* _TASK DESCRIPTION_:
Check each line of the material. Copy those containing "parte".

* _DATA SHOWN_:
%%

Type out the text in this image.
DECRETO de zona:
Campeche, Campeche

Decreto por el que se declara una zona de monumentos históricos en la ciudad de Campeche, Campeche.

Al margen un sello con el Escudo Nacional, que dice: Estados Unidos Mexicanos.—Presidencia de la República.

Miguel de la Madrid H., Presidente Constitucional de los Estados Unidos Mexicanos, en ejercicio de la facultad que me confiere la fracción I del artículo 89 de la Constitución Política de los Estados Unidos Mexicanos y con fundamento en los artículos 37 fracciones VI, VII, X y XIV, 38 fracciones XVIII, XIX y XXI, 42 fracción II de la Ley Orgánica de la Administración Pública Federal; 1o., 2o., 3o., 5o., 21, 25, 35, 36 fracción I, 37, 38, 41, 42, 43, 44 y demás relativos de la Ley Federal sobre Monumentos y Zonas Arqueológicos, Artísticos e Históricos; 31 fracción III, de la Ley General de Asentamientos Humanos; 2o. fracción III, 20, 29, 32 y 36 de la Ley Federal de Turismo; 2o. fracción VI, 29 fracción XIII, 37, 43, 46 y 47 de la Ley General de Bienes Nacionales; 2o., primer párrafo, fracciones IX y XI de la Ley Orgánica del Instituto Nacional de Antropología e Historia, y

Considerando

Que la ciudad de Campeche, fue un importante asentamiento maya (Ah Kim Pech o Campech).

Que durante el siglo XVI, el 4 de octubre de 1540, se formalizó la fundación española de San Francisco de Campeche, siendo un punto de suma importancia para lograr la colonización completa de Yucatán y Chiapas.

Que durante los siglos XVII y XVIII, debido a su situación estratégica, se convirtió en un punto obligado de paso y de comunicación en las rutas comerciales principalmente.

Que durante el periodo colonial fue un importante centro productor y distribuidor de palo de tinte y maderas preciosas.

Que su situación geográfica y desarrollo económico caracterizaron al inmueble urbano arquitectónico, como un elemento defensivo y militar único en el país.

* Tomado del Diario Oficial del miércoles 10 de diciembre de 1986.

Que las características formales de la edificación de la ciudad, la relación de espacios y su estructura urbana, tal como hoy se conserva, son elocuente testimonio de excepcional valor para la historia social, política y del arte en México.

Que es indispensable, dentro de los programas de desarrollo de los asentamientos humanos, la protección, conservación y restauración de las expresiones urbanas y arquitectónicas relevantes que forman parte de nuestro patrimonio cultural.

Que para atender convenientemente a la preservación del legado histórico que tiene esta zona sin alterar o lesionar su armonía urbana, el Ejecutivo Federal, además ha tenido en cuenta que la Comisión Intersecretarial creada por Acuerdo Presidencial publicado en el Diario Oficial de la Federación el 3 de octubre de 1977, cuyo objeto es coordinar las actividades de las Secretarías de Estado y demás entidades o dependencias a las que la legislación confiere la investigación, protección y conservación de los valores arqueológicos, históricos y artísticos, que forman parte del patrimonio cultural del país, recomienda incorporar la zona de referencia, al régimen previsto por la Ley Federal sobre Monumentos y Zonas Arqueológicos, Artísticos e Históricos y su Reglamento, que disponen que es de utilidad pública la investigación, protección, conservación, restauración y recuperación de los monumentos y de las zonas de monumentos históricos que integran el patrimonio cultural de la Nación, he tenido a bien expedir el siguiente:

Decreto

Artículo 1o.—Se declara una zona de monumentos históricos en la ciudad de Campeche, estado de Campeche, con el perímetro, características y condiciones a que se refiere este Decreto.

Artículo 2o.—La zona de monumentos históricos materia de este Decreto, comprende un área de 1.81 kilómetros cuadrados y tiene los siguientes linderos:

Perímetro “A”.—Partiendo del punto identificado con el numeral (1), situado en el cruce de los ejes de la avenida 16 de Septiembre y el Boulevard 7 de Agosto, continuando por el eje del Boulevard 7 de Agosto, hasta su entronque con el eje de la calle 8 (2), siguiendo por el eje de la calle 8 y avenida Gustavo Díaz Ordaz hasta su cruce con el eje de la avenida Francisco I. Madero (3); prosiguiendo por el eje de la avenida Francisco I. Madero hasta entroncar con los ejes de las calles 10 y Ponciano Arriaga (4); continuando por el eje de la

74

%%

* _SOLUTION FOR THIS PROBLEM_:
Que es indispensable, dentro de los programas de desarrollo de los asentamientos humanos, la protección, conservación y restauración de las expresiones urbanas y arquitectónicas relevantes que forman parte de nuestro patrimonio cultural.
Que para atender convenientemente a la preservación del legado histórico que tiene esta zona sin alterar o lesionar su armonía urbana, el Ejecutivo Federal, además ha tenido en cuenta que la Comisión Intersecretarial creada por Acuerdo Presidencial publicado en el Diario Oficial de la Federación el 3 de octubre de 1977, cuyo objeto es coordinar las actividades de las Secretarías de Estado y demás entidades o dependencias a las que la legislación confiere la investigación, protección y conservación de los valores arqueológicos, históricos y artísticos, que forman parte del patrimonio cultural del país, recomienda incorporar la zona de referencia, al régimen previsto por la Ley Federal sobre Monumentos y Zonas Arqueológicos, Artísticos e Históricos y su Reglamento, que disponen que es de utilidad pública la investigación, protección, conservación, restauración y recuperación de los monumentos y de las zonas de monumentos históricos que integran el patrimonio cultural de la Nación, he tenido a bien expedir el siguiente:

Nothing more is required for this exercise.